## Request:
Below are some records; give them all again exactly, but not the pictures.

## Data listing:
---*---

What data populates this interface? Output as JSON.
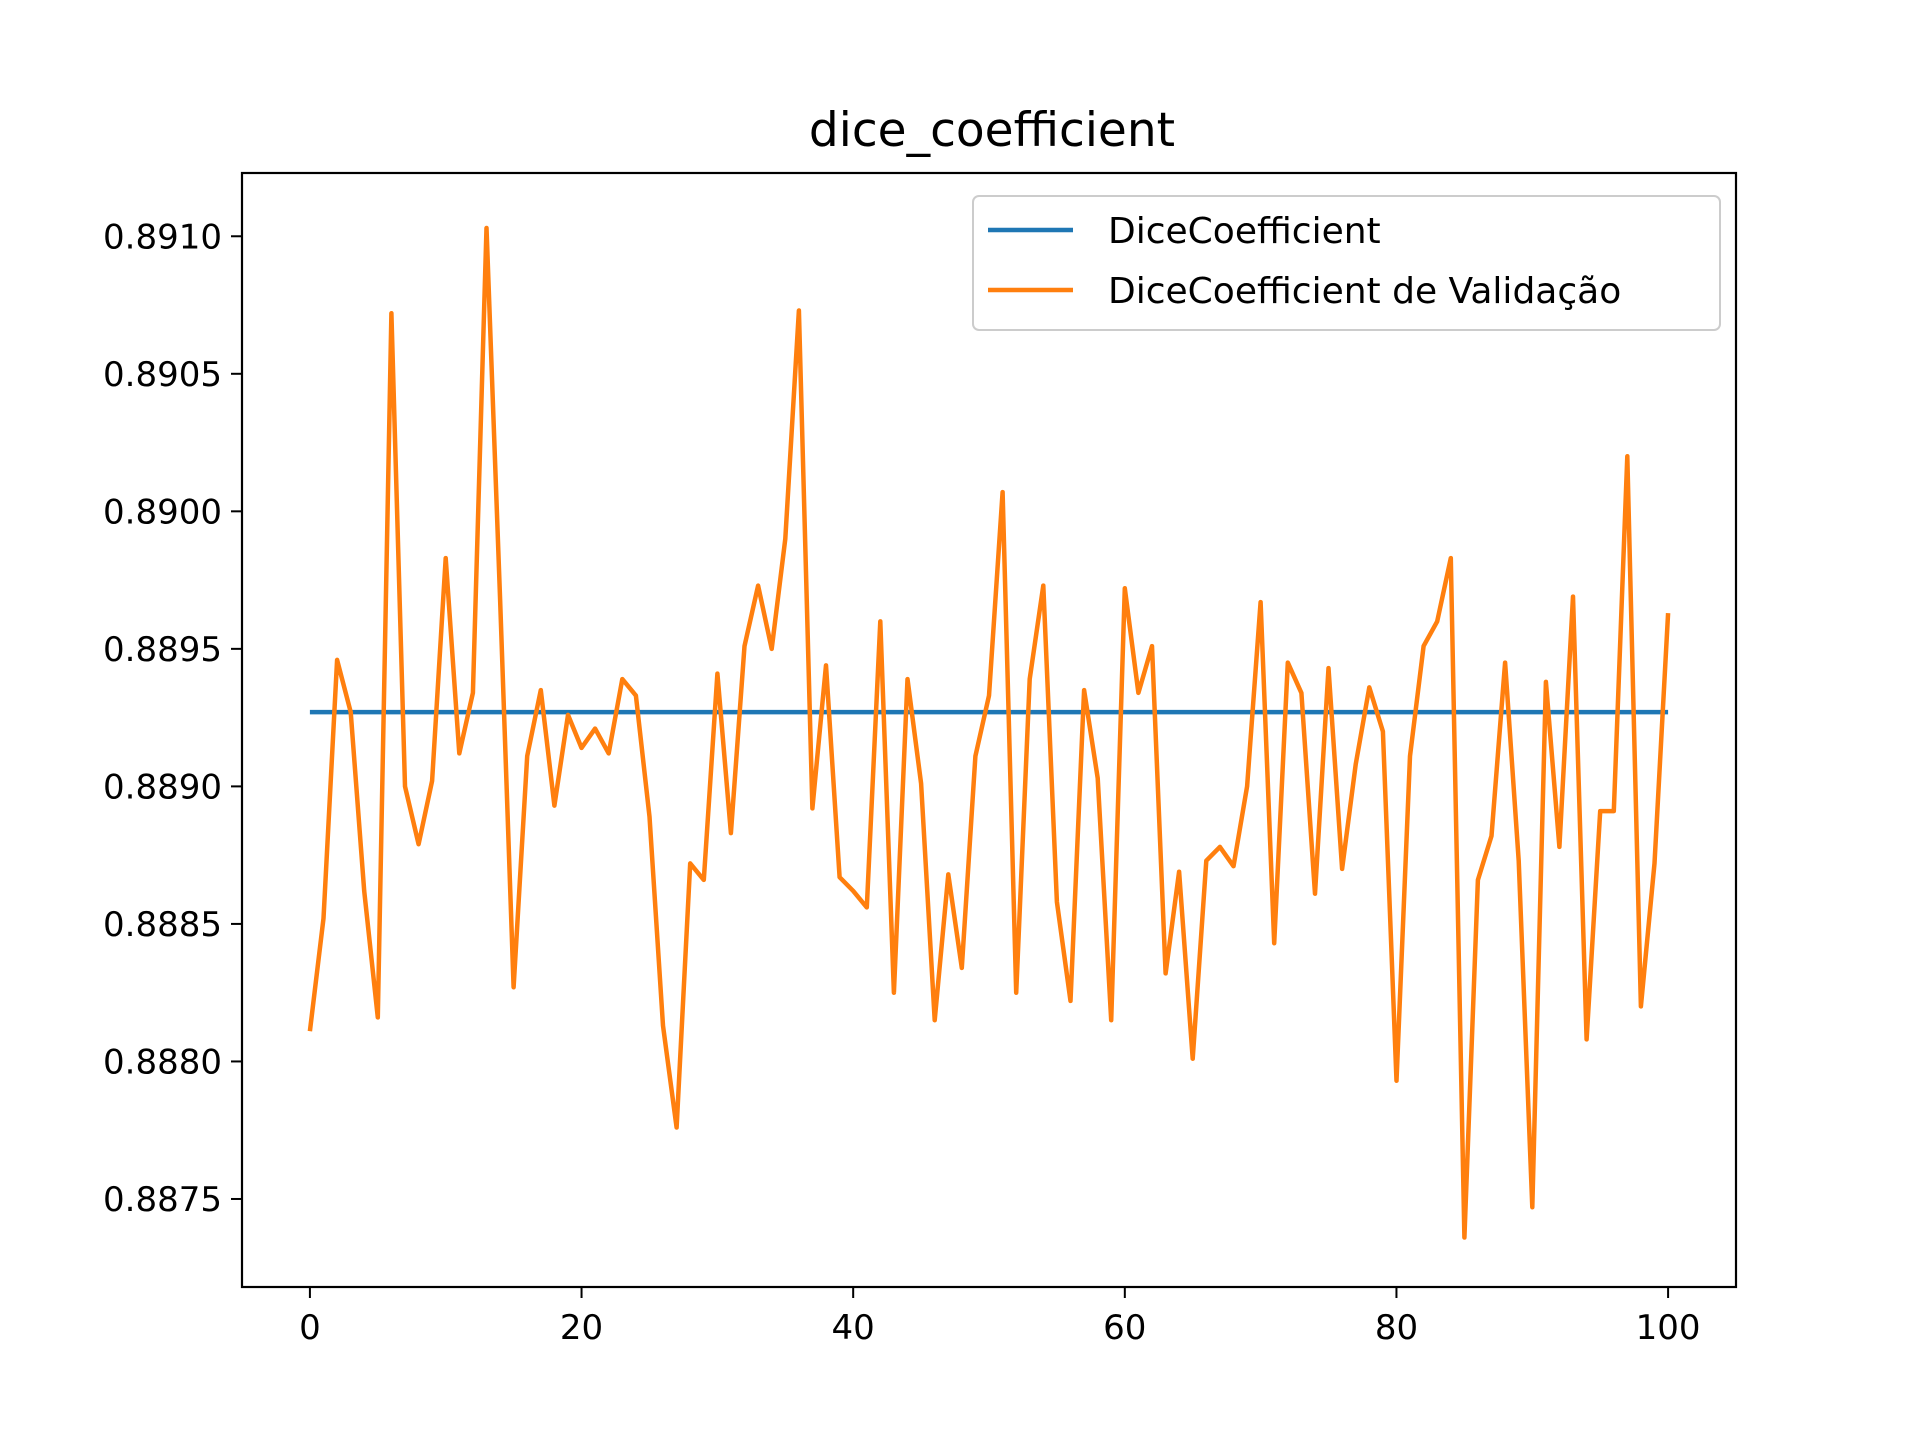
{
  "chart_data": {
    "type": "line",
    "title": "dice_coefficient",
    "xlabel": "",
    "ylabel": "",
    "xlim": [
      -5,
      105
    ],
    "ylim": [
      0.88718,
      0.89123
    ],
    "x_ticks": [
      0,
      20,
      40,
      60,
      80,
      100
    ],
    "x_tick_labels": [
      "0",
      "20",
      "40",
      "60",
      "80",
      "100"
    ],
    "y_ticks": [
      0.8875,
      0.888,
      0.8885,
      0.889,
      0.8895,
      0.89,
      0.8905,
      0.891
    ],
    "y_tick_labels": [
      "0.8875",
      "0.8880",
      "0.8885",
      "0.8890",
      "0.8895",
      "0.8900",
      "0.8905",
      "0.8910"
    ],
    "grid": false,
    "legend_position": "top-right",
    "x": [
      0,
      1,
      2,
      3,
      4,
      5,
      6,
      7,
      8,
      9,
      10,
      11,
      12,
      13,
      14,
      15,
      16,
      17,
      18,
      19,
      20,
      21,
      22,
      23,
      24,
      25,
      26,
      27,
      28,
      29,
      30,
      31,
      32,
      33,
      34,
      35,
      36,
      37,
      38,
      39,
      40,
      41,
      42,
      43,
      44,
      45,
      46,
      47,
      48,
      49,
      50,
      51,
      52,
      53,
      54,
      55,
      56,
      57,
      58,
      59,
      60,
      61,
      62,
      63,
      64,
      65,
      66,
      67,
      68,
      69,
      70,
      71,
      72,
      73,
      74,
      75,
      76,
      77,
      78,
      79,
      80,
      81,
      82,
      83,
      84,
      85,
      86,
      87,
      88,
      89,
      90,
      91,
      92,
      93,
      94,
      95,
      96,
      97,
      98,
      99,
      100
    ],
    "series": [
      {
        "name": "DiceCoefficient",
        "color": "#1f77b4",
        "values": [
          0.88927,
          0.88927,
          0.88927,
          0.88927,
          0.88927,
          0.88927,
          0.88927,
          0.88927,
          0.88927,
          0.88927,
          0.88927,
          0.88927,
          0.88927,
          0.88927,
          0.88927,
          0.88927,
          0.88927,
          0.88927,
          0.88927,
          0.88927,
          0.88927,
          0.88927,
          0.88927,
          0.88927,
          0.88927,
          0.88927,
          0.88927,
          0.88927,
          0.88927,
          0.88927,
          0.88927,
          0.88927,
          0.88927,
          0.88927,
          0.88927,
          0.88927,
          0.88927,
          0.88927,
          0.88927,
          0.88927,
          0.88927,
          0.88927,
          0.88927,
          0.88927,
          0.88927,
          0.88927,
          0.88927,
          0.88927,
          0.88927,
          0.88927,
          0.88927,
          0.88927,
          0.88927,
          0.88927,
          0.88927,
          0.88927,
          0.88927,
          0.88927,
          0.88927,
          0.88927,
          0.88927,
          0.88927,
          0.88927,
          0.88927,
          0.88927,
          0.88927,
          0.88927,
          0.88927,
          0.88927,
          0.88927,
          0.88927,
          0.88927,
          0.88927,
          0.88927,
          0.88927,
          0.88927,
          0.88927,
          0.88927,
          0.88927,
          0.88927,
          0.88927,
          0.88927,
          0.88927,
          0.88927,
          0.88927,
          0.88927,
          0.88927,
          0.88927,
          0.88927,
          0.88927,
          0.88927,
          0.88927,
          0.88927,
          0.88927,
          0.88927,
          0.88927,
          0.88927,
          0.88927,
          0.88927,
          0.88927,
          0.88927
        ]
      },
      {
        "name": "DiceCoefficient de Validação",
        "color": "#ff7f0e",
        "values": [
          0.88811,
          0.88852,
          0.88946,
          0.88927,
          0.88862,
          0.88816,
          0.89072,
          0.889,
          0.88879,
          0.88902,
          0.88983,
          0.88912,
          0.88934,
          0.89103,
          0.88968,
          0.88827,
          0.88911,
          0.88935,
          0.88893,
          0.88926,
          0.88914,
          0.88921,
          0.88912,
          0.88939,
          0.88933,
          0.88889,
          0.88813,
          0.88776,
          0.88872,
          0.88866,
          0.88941,
          0.88883,
          0.88951,
          0.88973,
          0.8895,
          0.8899,
          0.89073,
          0.88892,
          0.88944,
          0.88867,
          0.88862,
          0.88856,
          0.8896,
          0.88825,
          0.88939,
          0.88901,
          0.88815,
          0.88868,
          0.88834,
          0.88911,
          0.88933,
          0.89007,
          0.88825,
          0.88939,
          0.88973,
          0.88858,
          0.88822,
          0.88935,
          0.88903,
          0.88815,
          0.88972,
          0.88934,
          0.88951,
          0.88832,
          0.88869,
          0.88801,
          0.88873,
          0.88878,
          0.88871,
          0.889,
          0.88967,
          0.88843,
          0.88945,
          0.88934,
          0.88861,
          0.88943,
          0.8887,
          0.88908,
          0.88936,
          0.8892,
          0.88793,
          0.88911,
          0.88951,
          0.8896,
          0.88983,
          0.88736,
          0.88866,
          0.88882,
          0.88945,
          0.88873,
          0.88747,
          0.88938,
          0.88878,
          0.88969,
          0.88808,
          0.88891,
          0.88891,
          0.8902,
          0.8882,
          0.88872,
          0.88963
        ]
      }
    ]
  }
}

---*---

## Solution:
What data populates this interface? Output as JSON.
{
  "chart_data": {
    "type": "line",
    "title": "dice_coefficient",
    "xlabel": "",
    "ylabel": "",
    "xlim": [
      -5,
      105
    ],
    "ylim": [
      0.88718,
      0.89123
    ],
    "x_ticks": [
      0,
      20,
      40,
      60,
      80,
      100
    ],
    "x_tick_labels": [
      "0",
      "20",
      "40",
      "60",
      "80",
      "100"
    ],
    "y_ticks": [
      0.8875,
      0.888,
      0.8885,
      0.889,
      0.8895,
      0.89,
      0.8905,
      0.891
    ],
    "y_tick_labels": [
      "0.8875",
      "0.8880",
      "0.8885",
      "0.8890",
      "0.8895",
      "0.8900",
      "0.8905",
      "0.8910"
    ],
    "grid": false,
    "legend_position": "top-right",
    "x": [
      0,
      1,
      2,
      3,
      4,
      5,
      6,
      7,
      8,
      9,
      10,
      11,
      12,
      13,
      14,
      15,
      16,
      17,
      18,
      19,
      20,
      21,
      22,
      23,
      24,
      25,
      26,
      27,
      28,
      29,
      30,
      31,
      32,
      33,
      34,
      35,
      36,
      37,
      38,
      39,
      40,
      41,
      42,
      43,
      44,
      45,
      46,
      47,
      48,
      49,
      50,
      51,
      52,
      53,
      54,
      55,
      56,
      57,
      58,
      59,
      60,
      61,
      62,
      63,
      64,
      65,
      66,
      67,
      68,
      69,
      70,
      71,
      72,
      73,
      74,
      75,
      76,
      77,
      78,
      79,
      80,
      81,
      82,
      83,
      84,
      85,
      86,
      87,
      88,
      89,
      90,
      91,
      92,
      93,
      94,
      95,
      96,
      97,
      98,
      99,
      100
    ],
    "series": [
      {
        "name": "DiceCoefficient",
        "color": "#1f77b4",
        "values": [
          0.88927,
          0.88927,
          0.88927,
          0.88927,
          0.88927,
          0.88927,
          0.88927,
          0.88927,
          0.88927,
          0.88927,
          0.88927,
          0.88927,
          0.88927,
          0.88927,
          0.88927,
          0.88927,
          0.88927,
          0.88927,
          0.88927,
          0.88927,
          0.88927,
          0.88927,
          0.88927,
          0.88927,
          0.88927,
          0.88927,
          0.88927,
          0.88927,
          0.88927,
          0.88927,
          0.88927,
          0.88927,
          0.88927,
          0.88927,
          0.88927,
          0.88927,
          0.88927,
          0.88927,
          0.88927,
          0.88927,
          0.88927,
          0.88927,
          0.88927,
          0.88927,
          0.88927,
          0.88927,
          0.88927,
          0.88927,
          0.88927,
          0.88927,
          0.88927,
          0.88927,
          0.88927,
          0.88927,
          0.88927,
          0.88927,
          0.88927,
          0.88927,
          0.88927,
          0.88927,
          0.88927,
          0.88927,
          0.88927,
          0.88927,
          0.88927,
          0.88927,
          0.88927,
          0.88927,
          0.88927,
          0.88927,
          0.88927,
          0.88927,
          0.88927,
          0.88927,
          0.88927,
          0.88927,
          0.88927,
          0.88927,
          0.88927,
          0.88927,
          0.88927,
          0.88927,
          0.88927,
          0.88927,
          0.88927,
          0.88927,
          0.88927,
          0.88927,
          0.88927,
          0.88927,
          0.88927,
          0.88927,
          0.88927,
          0.88927,
          0.88927,
          0.88927,
          0.88927,
          0.88927,
          0.88927,
          0.88927,
          0.88927
        ]
      },
      {
        "name": "DiceCoefficient de Validação",
        "color": "#ff7f0e",
        "values": [
          0.88811,
          0.88852,
          0.88946,
          0.88927,
          0.88862,
          0.88816,
          0.89072,
          0.889,
          0.88879,
          0.88902,
          0.88983,
          0.88912,
          0.88934,
          0.89103,
          0.88968,
          0.88827,
          0.88911,
          0.88935,
          0.88893,
          0.88926,
          0.88914,
          0.88921,
          0.88912,
          0.88939,
          0.88933,
          0.88889,
          0.88813,
          0.88776,
          0.88872,
          0.88866,
          0.88941,
          0.88883,
          0.88951,
          0.88973,
          0.8895,
          0.8899,
          0.89073,
          0.88892,
          0.88944,
          0.88867,
          0.88862,
          0.88856,
          0.8896,
          0.88825,
          0.88939,
          0.88901,
          0.88815,
          0.88868,
          0.88834,
          0.88911,
          0.88933,
          0.89007,
          0.88825,
          0.88939,
          0.88973,
          0.88858,
          0.88822,
          0.88935,
          0.88903,
          0.88815,
          0.88972,
          0.88934,
          0.88951,
          0.88832,
          0.88869,
          0.88801,
          0.88873,
          0.88878,
          0.88871,
          0.889,
          0.88967,
          0.88843,
          0.88945,
          0.88934,
          0.88861,
          0.88943,
          0.8887,
          0.88908,
          0.88936,
          0.8892,
          0.88793,
          0.88911,
          0.88951,
          0.8896,
          0.88983,
          0.88736,
          0.88866,
          0.88882,
          0.88945,
          0.88873,
          0.88747,
          0.88938,
          0.88878,
          0.88969,
          0.88808,
          0.88891,
          0.88891,
          0.8902,
          0.8882,
          0.88872,
          0.88963
        ]
      }
    ]
  }
}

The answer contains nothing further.